▸ **Stored rows**:
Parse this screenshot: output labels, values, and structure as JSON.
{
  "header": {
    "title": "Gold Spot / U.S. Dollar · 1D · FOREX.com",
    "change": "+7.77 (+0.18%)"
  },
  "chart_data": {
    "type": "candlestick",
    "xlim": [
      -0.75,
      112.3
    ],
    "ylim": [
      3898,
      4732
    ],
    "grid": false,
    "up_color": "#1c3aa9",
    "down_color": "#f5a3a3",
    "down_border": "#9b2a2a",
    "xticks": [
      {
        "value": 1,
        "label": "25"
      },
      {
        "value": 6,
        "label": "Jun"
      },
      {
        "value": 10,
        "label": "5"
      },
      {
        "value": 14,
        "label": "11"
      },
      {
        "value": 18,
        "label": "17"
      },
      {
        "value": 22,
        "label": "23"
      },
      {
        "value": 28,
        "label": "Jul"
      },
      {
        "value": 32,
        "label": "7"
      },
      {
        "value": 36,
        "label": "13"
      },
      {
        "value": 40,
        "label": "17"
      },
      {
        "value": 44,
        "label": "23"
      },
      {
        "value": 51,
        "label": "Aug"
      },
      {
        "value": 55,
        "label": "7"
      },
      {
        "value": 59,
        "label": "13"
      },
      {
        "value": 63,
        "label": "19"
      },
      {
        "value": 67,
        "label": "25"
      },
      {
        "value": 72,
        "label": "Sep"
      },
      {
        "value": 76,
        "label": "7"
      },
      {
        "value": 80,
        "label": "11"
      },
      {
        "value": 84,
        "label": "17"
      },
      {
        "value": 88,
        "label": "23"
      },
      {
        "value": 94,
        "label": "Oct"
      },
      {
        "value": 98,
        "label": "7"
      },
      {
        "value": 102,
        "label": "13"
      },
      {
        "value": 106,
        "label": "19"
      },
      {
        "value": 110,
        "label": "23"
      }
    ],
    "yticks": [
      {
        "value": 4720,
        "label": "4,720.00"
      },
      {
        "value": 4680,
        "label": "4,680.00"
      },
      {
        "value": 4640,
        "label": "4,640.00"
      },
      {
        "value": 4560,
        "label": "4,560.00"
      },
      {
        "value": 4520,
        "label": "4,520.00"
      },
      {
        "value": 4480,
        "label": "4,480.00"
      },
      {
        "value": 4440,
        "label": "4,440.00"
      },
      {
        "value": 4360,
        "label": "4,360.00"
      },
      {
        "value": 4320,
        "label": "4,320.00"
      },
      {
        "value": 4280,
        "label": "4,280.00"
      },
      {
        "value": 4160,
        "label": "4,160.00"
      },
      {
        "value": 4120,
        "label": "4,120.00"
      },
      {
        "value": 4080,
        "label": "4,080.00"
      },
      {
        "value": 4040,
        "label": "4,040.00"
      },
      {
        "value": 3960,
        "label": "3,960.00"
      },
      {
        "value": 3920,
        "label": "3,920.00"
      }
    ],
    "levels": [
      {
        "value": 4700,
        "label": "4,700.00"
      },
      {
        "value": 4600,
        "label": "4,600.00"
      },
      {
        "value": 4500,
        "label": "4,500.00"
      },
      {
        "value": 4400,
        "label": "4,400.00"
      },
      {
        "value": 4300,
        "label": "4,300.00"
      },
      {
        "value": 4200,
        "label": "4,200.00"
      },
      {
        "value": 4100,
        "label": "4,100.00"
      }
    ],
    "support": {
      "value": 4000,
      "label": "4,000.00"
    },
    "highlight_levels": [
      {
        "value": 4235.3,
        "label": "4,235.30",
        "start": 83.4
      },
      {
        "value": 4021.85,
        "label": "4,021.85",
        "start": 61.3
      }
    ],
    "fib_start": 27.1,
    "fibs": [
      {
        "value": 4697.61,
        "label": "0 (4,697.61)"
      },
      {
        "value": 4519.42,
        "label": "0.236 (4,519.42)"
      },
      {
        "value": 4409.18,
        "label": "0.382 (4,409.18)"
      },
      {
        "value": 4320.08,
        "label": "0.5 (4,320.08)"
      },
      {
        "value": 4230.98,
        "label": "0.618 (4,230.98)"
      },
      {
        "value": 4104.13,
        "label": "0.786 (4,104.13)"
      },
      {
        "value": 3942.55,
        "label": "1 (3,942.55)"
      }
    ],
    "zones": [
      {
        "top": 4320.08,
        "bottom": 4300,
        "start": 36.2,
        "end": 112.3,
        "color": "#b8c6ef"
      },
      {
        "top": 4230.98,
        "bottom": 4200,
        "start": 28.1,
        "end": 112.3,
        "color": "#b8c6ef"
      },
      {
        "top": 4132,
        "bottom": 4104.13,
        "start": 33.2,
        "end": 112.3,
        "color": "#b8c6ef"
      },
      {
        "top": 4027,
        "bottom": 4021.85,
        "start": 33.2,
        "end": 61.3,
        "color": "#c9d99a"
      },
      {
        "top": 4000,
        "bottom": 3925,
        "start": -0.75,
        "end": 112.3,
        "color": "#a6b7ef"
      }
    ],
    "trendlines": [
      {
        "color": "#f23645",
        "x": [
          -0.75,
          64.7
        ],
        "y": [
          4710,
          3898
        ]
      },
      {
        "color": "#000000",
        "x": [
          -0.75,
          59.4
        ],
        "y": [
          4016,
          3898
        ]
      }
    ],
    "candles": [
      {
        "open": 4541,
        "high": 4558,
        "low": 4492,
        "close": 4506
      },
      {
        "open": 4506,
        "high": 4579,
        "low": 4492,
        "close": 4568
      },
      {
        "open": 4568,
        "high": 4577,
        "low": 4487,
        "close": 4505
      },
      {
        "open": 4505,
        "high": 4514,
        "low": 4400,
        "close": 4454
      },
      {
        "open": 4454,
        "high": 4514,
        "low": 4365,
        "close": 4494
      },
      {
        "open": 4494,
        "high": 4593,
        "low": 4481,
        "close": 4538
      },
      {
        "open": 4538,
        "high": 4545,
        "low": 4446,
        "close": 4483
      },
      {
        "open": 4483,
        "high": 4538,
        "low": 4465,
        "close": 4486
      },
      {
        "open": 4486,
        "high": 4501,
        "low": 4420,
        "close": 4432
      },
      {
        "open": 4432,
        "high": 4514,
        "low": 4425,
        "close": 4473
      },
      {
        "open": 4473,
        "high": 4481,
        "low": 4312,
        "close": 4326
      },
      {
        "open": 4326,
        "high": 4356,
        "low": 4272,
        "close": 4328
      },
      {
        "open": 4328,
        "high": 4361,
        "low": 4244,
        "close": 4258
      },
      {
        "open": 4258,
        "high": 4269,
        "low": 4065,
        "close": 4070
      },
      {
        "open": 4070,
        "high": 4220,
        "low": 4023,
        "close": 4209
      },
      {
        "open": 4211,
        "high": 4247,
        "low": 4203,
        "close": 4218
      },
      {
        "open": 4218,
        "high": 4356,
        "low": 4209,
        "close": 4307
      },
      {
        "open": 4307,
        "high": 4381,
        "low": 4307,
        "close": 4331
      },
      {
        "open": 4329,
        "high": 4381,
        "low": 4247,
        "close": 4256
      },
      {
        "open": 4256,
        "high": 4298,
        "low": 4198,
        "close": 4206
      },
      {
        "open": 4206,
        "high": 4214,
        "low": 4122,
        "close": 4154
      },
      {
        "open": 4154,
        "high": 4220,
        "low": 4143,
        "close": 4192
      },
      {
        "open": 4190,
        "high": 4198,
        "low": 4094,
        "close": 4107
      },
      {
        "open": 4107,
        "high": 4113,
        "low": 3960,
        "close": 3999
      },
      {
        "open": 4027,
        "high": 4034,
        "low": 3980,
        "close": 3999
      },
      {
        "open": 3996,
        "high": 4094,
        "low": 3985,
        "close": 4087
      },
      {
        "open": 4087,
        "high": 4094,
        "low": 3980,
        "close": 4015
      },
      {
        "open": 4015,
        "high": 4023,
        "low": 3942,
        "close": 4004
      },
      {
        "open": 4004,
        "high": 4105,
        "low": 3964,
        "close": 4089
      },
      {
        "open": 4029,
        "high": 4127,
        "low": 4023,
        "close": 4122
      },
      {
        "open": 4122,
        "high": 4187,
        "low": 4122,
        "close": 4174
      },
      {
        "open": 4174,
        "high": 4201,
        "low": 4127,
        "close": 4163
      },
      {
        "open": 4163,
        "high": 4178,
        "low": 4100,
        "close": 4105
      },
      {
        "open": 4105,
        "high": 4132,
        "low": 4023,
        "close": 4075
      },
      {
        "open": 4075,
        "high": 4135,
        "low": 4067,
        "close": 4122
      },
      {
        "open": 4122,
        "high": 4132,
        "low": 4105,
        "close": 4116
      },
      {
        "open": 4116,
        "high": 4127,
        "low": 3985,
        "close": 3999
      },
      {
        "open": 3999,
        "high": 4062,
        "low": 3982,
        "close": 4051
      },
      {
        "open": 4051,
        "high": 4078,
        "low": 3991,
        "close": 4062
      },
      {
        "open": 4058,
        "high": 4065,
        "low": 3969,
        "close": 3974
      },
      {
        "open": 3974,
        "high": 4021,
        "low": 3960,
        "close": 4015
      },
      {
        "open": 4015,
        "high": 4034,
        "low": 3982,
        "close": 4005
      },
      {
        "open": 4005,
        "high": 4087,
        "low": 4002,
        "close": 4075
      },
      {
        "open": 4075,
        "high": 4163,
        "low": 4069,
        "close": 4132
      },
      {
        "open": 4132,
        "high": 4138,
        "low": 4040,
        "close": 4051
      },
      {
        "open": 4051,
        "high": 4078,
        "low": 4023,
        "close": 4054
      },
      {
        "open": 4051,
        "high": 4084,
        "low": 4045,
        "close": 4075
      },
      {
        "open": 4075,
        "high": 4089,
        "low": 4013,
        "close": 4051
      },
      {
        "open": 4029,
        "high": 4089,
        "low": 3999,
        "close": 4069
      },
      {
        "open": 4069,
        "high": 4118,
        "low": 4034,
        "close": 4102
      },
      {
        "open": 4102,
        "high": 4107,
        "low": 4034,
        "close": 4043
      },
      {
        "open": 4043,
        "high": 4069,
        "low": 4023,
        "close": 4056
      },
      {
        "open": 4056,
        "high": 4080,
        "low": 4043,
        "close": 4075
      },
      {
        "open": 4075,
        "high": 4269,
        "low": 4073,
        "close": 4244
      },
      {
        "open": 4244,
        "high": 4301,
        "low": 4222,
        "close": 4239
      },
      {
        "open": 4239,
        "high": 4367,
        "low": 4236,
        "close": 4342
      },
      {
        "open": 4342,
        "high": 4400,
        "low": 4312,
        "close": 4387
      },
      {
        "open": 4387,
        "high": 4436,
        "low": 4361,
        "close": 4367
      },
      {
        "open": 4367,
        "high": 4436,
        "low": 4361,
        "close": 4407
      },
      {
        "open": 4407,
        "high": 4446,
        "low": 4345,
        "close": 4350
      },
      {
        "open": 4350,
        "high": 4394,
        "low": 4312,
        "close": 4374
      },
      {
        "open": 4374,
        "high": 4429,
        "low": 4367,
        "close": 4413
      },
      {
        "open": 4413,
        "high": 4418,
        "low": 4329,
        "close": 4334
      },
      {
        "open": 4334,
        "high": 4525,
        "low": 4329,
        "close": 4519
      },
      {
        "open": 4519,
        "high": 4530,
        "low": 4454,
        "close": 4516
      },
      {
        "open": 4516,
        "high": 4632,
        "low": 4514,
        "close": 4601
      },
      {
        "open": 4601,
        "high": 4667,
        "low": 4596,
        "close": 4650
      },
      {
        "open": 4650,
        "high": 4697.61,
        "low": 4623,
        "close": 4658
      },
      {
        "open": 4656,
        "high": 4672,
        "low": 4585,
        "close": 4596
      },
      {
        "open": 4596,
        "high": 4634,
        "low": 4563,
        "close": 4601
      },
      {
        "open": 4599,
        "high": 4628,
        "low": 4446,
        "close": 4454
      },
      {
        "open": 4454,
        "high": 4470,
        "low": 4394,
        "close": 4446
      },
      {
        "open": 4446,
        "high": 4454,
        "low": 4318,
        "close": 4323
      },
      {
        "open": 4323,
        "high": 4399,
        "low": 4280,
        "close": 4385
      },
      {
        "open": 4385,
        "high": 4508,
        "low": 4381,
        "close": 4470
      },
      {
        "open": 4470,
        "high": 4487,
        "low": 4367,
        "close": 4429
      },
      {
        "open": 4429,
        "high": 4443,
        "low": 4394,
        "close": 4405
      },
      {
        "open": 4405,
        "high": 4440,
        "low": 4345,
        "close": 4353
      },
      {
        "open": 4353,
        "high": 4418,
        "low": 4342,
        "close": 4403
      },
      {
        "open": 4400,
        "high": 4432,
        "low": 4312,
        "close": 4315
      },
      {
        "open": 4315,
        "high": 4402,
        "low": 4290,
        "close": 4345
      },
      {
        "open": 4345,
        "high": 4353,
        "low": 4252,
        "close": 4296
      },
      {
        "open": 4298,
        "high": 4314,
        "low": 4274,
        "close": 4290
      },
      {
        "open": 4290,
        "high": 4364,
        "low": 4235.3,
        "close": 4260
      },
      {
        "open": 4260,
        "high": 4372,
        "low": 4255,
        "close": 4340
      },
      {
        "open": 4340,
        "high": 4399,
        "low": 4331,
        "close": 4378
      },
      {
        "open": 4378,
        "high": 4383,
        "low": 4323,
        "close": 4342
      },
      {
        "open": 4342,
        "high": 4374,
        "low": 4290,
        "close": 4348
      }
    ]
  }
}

▸ **Short exercise**: Select every line in the records above that contains the word "bottom".

▸ **Task result**:
        "bottom": 4300,
        "bottom": 4200,
        "bottom": 4104.13,
        "bottom": 4021.85,
        "bottom": 3925,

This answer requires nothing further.